→ **Exercise**
Note each line that includes the word "ability". Copy those lines.

Recorded data:
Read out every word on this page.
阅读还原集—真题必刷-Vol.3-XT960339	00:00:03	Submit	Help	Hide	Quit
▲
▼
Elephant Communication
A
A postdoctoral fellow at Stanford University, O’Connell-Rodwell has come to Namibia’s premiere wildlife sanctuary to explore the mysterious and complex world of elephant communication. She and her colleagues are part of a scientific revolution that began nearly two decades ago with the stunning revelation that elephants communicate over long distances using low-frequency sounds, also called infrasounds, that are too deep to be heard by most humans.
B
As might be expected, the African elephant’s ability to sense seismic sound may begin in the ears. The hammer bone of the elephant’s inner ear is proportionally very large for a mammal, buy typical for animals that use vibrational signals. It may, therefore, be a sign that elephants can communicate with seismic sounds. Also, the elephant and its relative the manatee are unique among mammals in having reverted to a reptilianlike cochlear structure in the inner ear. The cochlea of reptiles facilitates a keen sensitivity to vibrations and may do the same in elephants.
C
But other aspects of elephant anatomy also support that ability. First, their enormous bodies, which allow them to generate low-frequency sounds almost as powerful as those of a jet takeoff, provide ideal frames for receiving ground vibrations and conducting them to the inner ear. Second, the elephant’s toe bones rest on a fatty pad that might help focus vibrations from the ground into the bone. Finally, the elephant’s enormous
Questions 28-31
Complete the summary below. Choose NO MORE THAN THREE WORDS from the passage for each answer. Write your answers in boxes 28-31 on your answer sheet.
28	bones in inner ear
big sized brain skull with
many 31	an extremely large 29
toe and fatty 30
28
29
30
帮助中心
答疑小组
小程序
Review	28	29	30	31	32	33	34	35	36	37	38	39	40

→ **Finished task**
As might be expected, the African elephant’s ability to sense seismic sound may begin in the ears. The hammer bone of the elephant’s inner ear is proportionally very large for a mammal, buy typical for animals that use vibrational signals. It may, therefore, be a sign that elephants can communicate with seismic sounds. Also, the elephant and its relative the manatee are unique among mammals in having reverted to a reptilianlike cochlear structure in the inner ear. The cochlea of reptiles facilitates a keen sensitivity to vibrations and may do the same in elephants.
But other aspects of elephant anatomy also support that ability. First, their enormous bodies, which allow them to generate low-frequency sounds almost as powerful as those of a jet takeoff, provide ideal frames for receiving ground vibrations and conducting them to the inner ear. Second, the elephant’s toe bones rest on a fatty pad that might help focus vibrations from the ground into the bone. Finally, the elephant’s enormous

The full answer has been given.